Required work:
Bring together all lines of the material below that contain the string "laquelle".

Input for this task:
────────────────

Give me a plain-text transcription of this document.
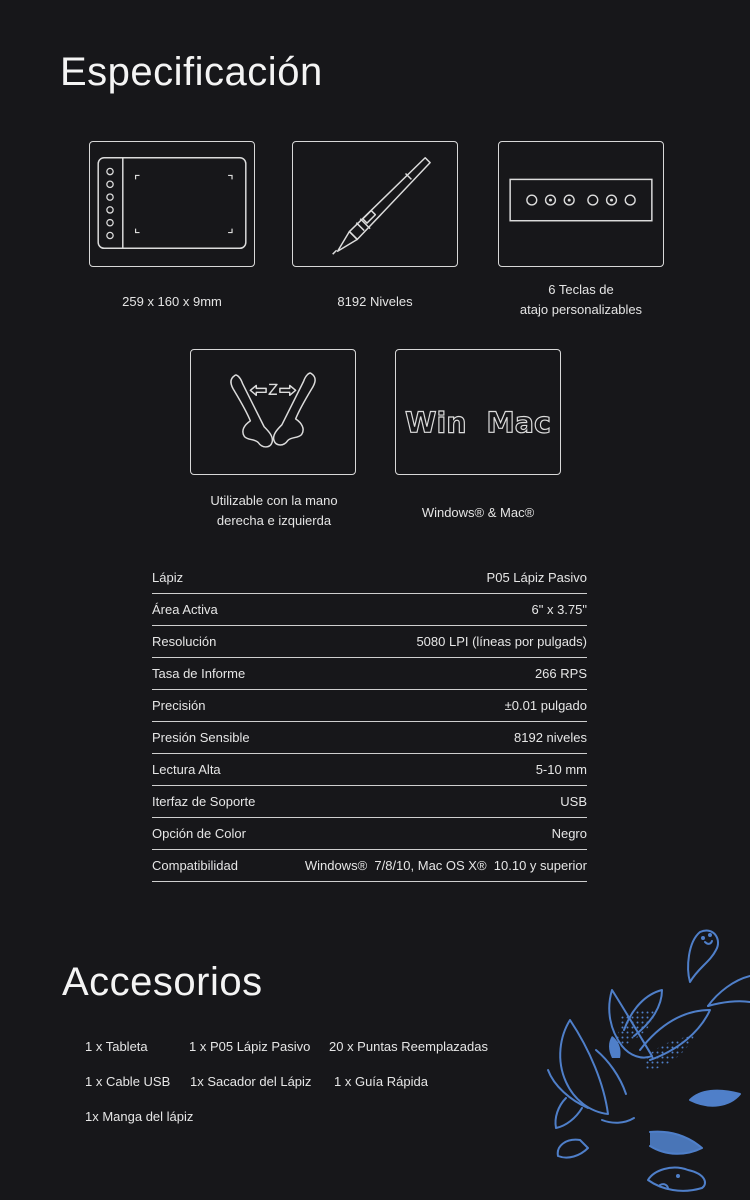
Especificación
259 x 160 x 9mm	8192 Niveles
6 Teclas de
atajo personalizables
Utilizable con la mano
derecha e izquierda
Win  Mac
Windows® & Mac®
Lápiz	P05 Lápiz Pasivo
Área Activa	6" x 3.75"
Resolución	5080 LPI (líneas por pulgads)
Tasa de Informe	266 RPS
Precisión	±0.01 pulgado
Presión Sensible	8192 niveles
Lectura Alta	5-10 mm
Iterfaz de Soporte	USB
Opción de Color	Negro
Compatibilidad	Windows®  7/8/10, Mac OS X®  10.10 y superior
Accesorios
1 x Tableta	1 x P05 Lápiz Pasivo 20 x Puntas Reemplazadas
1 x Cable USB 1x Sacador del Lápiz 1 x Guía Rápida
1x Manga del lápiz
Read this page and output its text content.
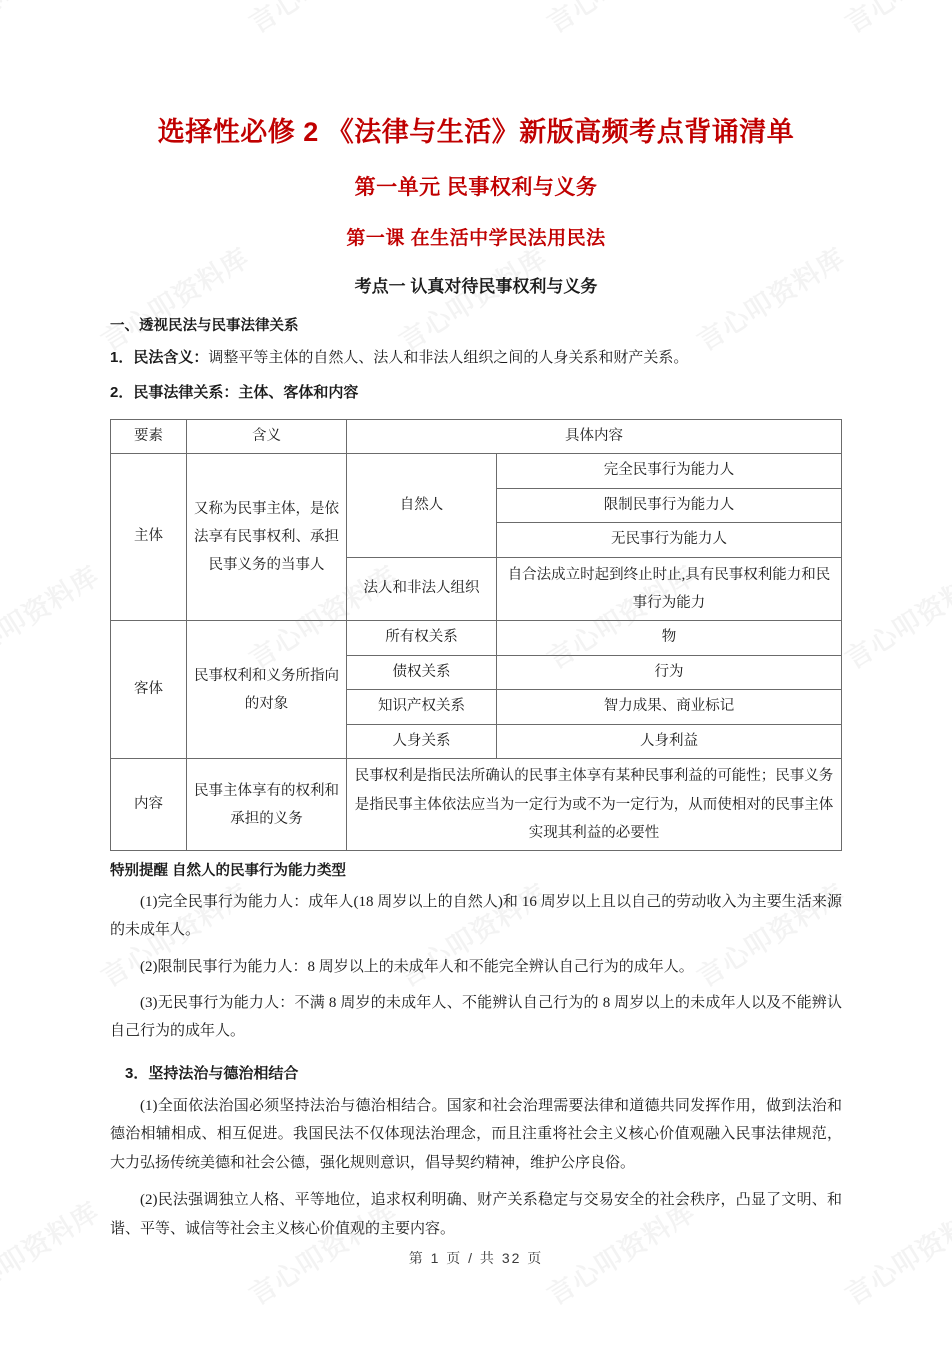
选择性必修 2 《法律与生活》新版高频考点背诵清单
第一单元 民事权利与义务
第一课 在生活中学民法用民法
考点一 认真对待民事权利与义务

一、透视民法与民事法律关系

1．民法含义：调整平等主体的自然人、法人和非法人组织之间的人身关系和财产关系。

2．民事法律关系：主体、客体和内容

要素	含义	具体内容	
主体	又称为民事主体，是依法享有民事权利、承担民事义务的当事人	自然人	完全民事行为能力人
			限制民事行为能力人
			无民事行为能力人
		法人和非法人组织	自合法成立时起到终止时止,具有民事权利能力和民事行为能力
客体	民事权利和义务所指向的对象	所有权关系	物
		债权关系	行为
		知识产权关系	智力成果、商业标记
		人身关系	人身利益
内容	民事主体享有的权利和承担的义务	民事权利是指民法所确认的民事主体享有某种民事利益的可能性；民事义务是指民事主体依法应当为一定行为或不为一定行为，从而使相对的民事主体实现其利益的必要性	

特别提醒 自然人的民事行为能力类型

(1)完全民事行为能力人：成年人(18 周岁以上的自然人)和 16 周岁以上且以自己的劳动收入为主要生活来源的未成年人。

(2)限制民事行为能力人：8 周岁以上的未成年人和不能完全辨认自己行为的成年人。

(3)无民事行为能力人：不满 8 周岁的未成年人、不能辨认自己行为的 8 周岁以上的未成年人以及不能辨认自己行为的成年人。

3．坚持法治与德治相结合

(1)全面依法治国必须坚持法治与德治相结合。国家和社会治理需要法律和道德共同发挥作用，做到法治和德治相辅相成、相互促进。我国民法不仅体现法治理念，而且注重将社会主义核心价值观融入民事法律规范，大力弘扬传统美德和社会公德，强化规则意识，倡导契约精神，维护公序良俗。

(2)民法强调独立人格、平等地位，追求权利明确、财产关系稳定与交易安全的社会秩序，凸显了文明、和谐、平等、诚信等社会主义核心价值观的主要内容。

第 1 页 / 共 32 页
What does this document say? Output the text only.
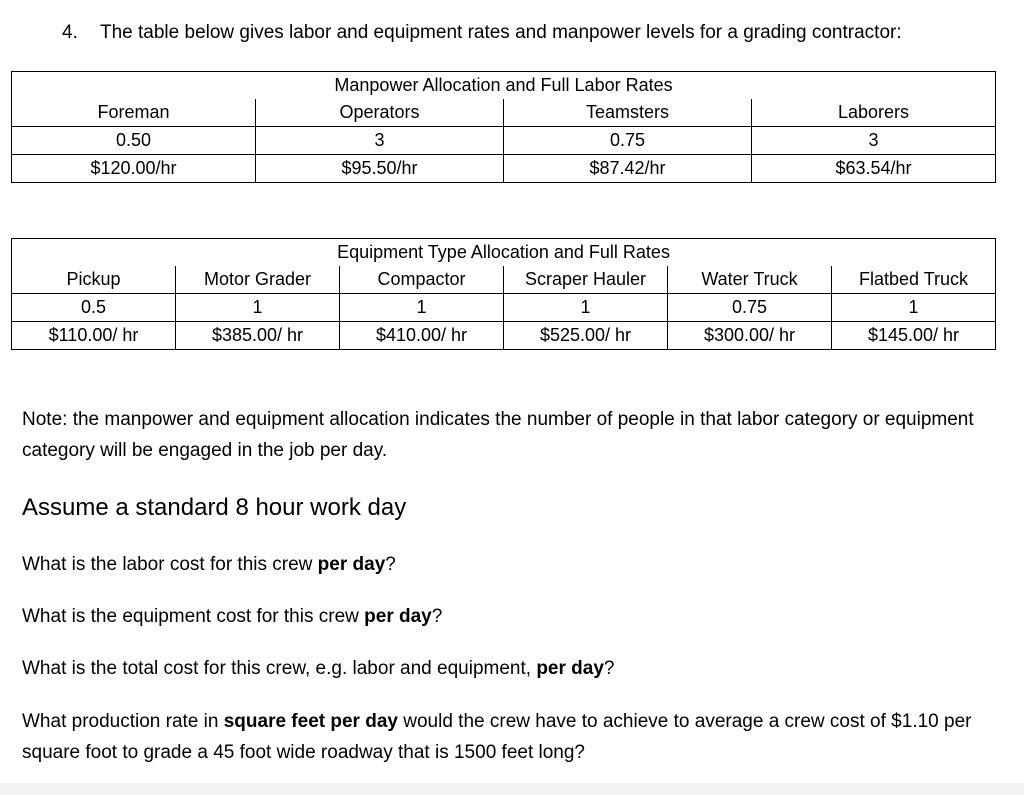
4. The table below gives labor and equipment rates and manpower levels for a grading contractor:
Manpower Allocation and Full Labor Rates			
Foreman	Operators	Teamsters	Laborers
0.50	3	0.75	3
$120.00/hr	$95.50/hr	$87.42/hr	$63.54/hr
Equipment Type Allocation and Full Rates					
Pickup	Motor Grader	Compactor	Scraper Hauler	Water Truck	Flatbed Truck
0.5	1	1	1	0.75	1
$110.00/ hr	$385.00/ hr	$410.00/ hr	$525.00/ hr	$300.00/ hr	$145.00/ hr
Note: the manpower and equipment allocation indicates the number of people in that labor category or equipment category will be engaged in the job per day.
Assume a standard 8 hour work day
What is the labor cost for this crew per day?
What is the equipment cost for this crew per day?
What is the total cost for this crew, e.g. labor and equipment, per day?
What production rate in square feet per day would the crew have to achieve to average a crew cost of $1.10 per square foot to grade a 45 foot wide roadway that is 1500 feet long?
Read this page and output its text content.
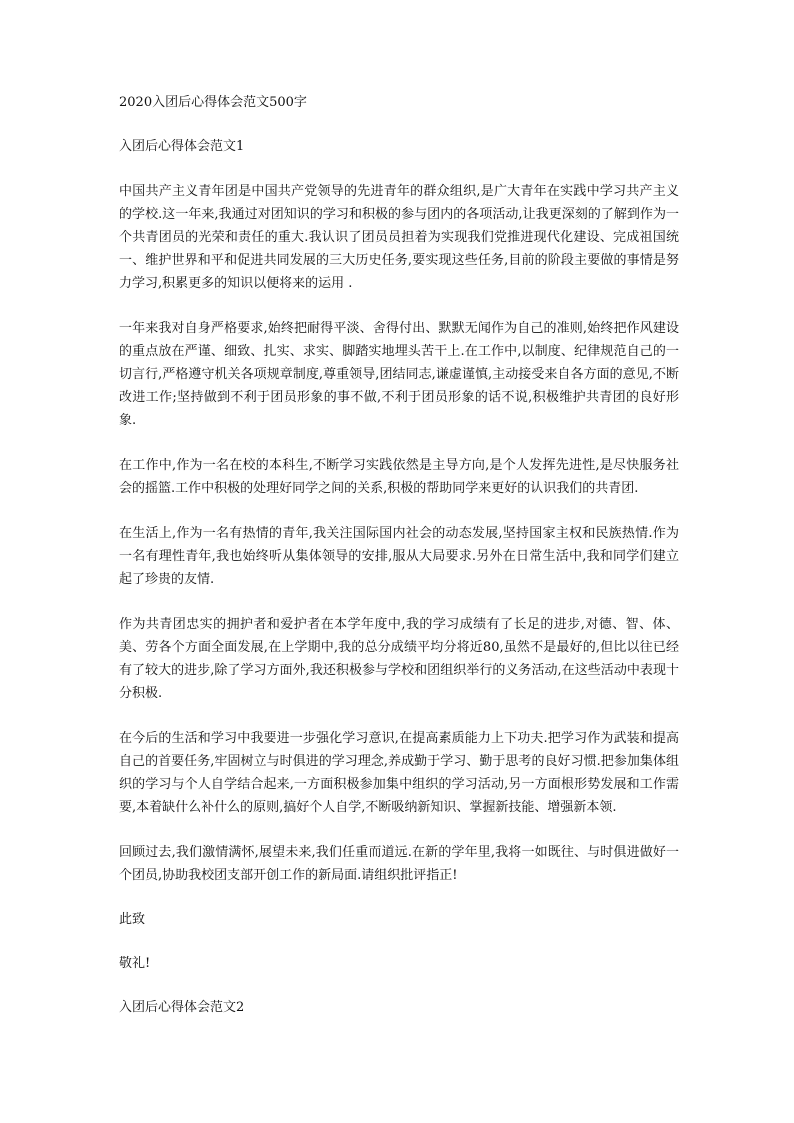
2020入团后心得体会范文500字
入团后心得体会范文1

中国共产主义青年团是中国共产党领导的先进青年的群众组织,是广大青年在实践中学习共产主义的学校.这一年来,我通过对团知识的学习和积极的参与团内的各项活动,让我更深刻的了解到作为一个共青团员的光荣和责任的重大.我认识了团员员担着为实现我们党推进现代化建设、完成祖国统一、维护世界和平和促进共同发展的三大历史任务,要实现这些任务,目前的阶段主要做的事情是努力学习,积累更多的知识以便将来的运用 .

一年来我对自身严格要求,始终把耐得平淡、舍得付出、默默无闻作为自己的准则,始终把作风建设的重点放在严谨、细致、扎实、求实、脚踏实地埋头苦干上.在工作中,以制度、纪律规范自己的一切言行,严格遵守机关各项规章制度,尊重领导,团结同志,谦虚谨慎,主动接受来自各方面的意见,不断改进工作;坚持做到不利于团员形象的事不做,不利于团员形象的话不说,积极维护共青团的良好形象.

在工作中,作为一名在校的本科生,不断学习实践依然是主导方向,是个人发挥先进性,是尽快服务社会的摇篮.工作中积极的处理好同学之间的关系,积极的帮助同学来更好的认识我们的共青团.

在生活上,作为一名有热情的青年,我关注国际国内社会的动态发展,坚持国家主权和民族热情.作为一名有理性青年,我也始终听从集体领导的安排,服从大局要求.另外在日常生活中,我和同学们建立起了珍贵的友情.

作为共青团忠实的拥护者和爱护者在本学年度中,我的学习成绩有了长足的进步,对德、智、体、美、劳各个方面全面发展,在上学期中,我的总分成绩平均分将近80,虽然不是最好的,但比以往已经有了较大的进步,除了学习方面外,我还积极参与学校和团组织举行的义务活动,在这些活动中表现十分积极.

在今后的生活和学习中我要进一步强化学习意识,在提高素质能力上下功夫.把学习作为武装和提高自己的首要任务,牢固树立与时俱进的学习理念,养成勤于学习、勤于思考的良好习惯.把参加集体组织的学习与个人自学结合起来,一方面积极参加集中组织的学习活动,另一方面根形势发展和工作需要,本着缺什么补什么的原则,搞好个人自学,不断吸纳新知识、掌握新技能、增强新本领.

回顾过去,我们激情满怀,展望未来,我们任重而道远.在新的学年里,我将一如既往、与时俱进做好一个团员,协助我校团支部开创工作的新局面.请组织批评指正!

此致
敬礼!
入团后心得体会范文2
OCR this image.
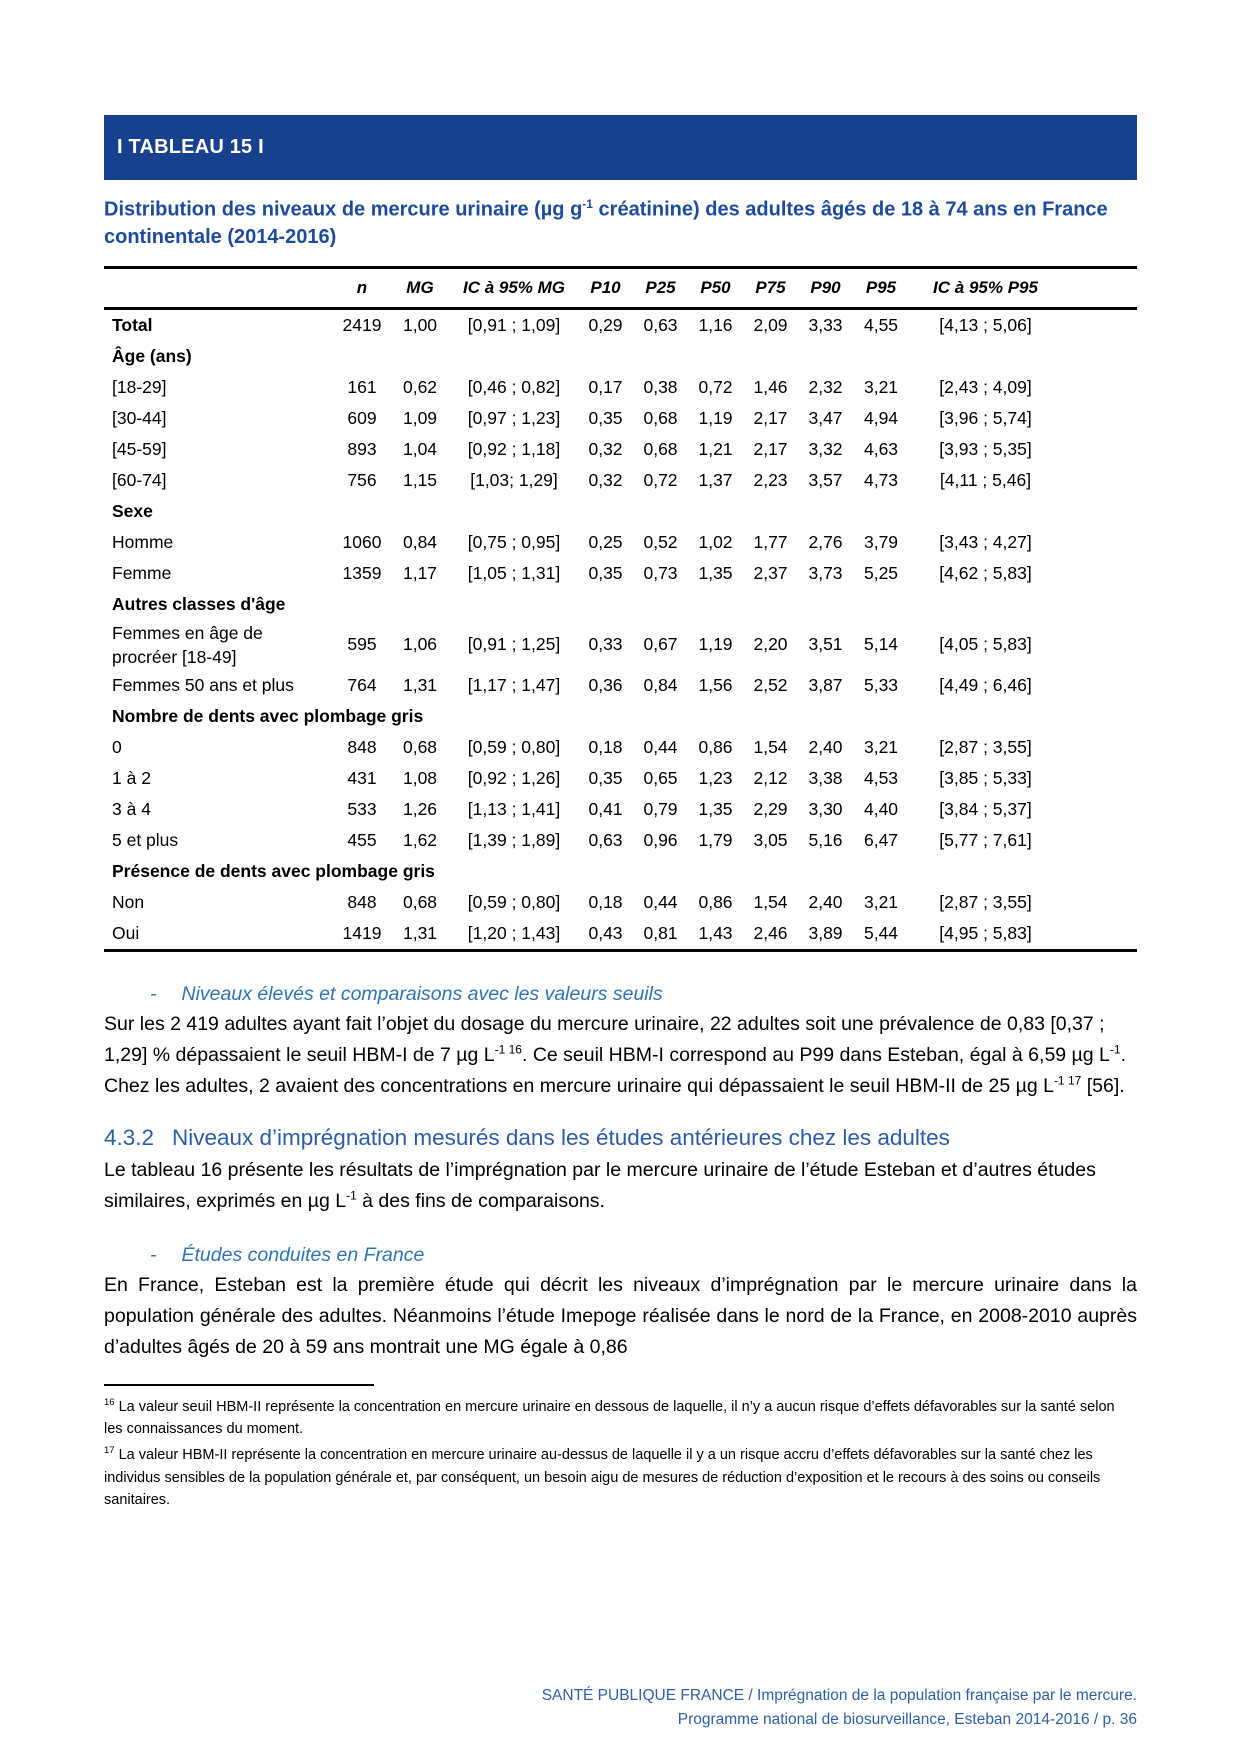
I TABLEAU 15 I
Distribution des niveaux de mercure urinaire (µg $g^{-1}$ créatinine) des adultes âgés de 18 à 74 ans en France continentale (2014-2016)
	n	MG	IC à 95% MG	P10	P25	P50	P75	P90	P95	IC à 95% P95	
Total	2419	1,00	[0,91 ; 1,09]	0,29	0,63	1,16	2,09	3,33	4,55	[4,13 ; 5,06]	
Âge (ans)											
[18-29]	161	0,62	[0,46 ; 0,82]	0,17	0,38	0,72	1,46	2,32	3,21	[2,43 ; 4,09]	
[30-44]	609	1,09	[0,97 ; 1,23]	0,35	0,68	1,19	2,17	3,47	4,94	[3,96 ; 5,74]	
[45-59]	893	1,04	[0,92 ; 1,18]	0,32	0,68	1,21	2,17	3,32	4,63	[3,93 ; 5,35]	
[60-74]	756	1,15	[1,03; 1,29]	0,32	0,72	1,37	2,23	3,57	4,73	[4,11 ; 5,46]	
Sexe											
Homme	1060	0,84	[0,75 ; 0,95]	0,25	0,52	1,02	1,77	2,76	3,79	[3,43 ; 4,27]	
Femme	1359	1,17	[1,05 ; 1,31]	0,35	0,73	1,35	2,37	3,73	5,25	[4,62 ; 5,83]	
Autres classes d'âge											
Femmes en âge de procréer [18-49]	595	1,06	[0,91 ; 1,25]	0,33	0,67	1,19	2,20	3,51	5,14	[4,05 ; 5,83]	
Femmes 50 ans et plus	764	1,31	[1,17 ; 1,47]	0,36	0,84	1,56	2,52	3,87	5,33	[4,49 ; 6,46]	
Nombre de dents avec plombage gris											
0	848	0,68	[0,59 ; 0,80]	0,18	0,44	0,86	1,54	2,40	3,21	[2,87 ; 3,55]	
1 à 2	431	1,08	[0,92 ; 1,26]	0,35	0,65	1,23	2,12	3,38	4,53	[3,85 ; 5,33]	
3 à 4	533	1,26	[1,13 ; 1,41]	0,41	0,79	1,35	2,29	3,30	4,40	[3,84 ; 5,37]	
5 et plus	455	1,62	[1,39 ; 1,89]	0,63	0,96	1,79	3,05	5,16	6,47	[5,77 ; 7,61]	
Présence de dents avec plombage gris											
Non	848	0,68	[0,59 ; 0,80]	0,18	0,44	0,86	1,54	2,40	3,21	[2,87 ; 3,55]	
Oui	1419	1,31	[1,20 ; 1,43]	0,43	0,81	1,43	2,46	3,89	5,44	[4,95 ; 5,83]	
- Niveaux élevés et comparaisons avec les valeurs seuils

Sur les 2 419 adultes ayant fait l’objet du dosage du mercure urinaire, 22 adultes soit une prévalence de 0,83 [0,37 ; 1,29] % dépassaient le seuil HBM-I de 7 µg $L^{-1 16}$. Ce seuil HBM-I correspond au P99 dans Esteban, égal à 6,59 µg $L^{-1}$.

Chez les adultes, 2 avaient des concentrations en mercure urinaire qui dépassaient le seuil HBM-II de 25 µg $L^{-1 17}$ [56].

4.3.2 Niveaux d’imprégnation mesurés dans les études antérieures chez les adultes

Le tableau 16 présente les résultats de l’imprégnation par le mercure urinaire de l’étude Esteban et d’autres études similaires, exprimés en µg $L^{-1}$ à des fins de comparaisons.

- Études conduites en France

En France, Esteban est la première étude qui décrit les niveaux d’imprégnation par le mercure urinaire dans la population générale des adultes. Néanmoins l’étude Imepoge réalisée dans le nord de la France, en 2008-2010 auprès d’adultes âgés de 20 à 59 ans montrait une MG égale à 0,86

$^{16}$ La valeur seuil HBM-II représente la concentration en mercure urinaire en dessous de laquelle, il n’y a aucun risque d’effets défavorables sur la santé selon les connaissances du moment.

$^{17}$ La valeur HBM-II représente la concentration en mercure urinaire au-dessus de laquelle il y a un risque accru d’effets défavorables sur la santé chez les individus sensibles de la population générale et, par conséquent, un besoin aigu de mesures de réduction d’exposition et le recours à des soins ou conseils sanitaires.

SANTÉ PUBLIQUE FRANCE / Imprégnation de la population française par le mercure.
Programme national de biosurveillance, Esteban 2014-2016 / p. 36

────────────────

Exercise solution:
$^{16}$ La valeur seuil HBM-II représente la concentration en mercure urinaire en dessous de laquelle, il n’y a aucun risque d’effets défavorables sur la santé selon les connaissances du moment.
$^{17}$ La valeur HBM-II représente la concentration en mercure urinaire au-dessus de laquelle il y a un risque accru d’effets défavorables sur la santé chez les individus sensibles de la population générale et, par conséquent, un besoin aigu de mesures de réduction d’exposition et le recours à des soins ou conseils sanitaires.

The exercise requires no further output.